Dataset records »

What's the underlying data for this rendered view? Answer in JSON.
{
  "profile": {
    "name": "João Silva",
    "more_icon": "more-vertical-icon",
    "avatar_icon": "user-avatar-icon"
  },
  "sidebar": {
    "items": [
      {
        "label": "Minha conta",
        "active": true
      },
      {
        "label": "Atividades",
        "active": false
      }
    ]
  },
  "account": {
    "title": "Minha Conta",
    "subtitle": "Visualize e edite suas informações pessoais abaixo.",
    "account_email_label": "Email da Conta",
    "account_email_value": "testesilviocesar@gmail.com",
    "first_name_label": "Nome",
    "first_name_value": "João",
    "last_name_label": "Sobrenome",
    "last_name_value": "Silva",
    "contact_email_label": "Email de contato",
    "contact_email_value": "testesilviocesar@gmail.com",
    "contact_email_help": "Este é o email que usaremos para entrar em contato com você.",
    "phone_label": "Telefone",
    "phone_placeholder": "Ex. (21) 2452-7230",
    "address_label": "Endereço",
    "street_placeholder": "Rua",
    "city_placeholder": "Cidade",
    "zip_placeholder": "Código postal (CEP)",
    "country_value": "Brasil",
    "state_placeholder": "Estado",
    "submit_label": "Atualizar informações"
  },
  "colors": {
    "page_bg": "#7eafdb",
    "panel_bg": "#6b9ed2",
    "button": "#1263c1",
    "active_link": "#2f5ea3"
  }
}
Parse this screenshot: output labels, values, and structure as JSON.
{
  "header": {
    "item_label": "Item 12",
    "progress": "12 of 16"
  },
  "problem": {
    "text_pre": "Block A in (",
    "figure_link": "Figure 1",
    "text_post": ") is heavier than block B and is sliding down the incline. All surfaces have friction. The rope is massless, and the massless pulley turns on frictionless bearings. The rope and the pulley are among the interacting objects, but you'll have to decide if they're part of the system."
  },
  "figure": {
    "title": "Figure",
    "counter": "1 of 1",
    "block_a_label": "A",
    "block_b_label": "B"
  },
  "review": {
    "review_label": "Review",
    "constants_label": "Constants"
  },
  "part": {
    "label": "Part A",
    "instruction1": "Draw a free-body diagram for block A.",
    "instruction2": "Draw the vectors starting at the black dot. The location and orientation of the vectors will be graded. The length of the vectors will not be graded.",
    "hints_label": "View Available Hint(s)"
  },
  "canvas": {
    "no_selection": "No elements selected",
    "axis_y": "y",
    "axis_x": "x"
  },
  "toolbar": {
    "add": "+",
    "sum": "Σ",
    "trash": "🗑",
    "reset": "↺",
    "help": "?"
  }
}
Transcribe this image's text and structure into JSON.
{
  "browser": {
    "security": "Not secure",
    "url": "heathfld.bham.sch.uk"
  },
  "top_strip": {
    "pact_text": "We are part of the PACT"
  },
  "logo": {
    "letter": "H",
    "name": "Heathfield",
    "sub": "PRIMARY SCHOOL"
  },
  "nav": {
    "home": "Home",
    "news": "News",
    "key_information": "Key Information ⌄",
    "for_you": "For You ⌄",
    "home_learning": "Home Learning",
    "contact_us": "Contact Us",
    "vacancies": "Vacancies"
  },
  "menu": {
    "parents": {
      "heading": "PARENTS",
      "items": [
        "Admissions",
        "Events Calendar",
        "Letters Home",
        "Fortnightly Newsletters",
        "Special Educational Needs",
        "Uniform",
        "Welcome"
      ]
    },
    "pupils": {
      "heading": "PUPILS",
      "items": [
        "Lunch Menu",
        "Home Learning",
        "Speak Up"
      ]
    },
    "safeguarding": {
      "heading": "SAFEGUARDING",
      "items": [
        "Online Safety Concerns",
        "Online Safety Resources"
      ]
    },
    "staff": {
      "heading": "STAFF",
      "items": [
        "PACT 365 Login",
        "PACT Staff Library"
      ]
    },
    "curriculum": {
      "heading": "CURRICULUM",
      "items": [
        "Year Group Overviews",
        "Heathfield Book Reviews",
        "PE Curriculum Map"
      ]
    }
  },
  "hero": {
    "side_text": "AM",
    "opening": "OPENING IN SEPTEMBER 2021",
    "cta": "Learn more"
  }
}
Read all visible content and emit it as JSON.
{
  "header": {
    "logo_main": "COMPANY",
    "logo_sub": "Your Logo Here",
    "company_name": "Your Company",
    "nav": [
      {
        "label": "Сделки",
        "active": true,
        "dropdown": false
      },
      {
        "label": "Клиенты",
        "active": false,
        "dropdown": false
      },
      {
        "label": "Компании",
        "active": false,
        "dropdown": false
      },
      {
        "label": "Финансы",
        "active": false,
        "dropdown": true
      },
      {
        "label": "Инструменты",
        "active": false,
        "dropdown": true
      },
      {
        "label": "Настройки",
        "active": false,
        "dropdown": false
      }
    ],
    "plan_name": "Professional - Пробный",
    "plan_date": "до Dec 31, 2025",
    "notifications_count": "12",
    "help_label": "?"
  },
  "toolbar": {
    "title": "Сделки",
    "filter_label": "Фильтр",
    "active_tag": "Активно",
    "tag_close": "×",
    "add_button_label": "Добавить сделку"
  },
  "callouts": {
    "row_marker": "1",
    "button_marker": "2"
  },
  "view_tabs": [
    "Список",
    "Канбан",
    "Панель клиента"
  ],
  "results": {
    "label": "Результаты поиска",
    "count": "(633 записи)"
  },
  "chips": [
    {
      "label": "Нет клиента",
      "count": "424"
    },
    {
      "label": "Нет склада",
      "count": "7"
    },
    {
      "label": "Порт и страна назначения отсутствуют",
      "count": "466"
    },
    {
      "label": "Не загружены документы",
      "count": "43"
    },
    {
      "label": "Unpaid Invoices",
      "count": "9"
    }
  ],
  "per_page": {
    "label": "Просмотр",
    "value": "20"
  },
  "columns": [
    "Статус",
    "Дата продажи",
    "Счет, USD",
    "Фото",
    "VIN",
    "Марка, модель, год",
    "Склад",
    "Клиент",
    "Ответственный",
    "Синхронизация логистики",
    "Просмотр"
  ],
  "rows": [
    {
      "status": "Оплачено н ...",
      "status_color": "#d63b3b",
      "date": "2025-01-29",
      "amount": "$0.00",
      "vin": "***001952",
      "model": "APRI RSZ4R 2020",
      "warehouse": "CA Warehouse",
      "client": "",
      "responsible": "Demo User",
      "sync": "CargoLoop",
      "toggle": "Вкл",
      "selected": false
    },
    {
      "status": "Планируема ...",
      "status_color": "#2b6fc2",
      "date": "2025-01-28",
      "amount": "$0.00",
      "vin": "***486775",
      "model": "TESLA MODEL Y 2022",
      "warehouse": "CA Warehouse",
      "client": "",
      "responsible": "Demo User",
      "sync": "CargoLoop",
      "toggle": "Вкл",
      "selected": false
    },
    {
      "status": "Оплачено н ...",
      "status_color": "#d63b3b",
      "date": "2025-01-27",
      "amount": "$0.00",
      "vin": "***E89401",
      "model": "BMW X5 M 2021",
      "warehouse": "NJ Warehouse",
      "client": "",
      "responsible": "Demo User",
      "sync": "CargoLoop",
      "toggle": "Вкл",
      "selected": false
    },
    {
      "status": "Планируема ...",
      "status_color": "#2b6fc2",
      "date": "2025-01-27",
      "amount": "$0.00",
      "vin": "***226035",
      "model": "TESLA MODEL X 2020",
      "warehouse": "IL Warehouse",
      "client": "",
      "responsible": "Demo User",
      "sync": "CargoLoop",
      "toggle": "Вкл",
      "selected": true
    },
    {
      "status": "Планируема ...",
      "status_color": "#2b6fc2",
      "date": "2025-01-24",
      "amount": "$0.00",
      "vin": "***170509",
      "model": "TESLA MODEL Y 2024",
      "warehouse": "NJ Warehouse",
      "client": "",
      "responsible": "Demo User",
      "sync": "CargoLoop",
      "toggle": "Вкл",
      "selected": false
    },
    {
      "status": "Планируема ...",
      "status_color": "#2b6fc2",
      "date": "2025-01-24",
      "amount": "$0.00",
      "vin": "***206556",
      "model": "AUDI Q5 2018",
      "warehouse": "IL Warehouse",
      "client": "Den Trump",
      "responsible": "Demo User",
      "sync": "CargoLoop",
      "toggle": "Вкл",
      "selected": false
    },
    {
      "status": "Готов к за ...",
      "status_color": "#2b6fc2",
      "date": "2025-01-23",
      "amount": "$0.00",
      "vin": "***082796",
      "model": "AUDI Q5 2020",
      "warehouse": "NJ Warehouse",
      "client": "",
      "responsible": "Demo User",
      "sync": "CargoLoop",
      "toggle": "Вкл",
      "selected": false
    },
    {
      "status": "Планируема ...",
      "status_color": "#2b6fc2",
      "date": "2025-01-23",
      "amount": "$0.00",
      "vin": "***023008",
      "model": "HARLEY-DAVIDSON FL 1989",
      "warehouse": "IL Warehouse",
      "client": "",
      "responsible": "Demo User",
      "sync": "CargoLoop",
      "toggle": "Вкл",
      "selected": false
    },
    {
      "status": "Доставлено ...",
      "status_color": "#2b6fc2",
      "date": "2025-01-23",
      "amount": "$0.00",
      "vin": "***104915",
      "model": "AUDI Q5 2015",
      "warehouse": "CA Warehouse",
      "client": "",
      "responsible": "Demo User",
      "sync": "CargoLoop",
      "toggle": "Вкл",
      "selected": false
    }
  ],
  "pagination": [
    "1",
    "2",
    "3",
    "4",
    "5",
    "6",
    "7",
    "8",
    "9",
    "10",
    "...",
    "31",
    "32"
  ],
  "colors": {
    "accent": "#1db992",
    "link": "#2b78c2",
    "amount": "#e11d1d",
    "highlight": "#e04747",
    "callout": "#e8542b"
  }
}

What is asked »
Show every line from the entries above in which the word "more" appears.

Result for this task »
    "more_icon": "more-vertical-icon",
    "cta": "Learn more"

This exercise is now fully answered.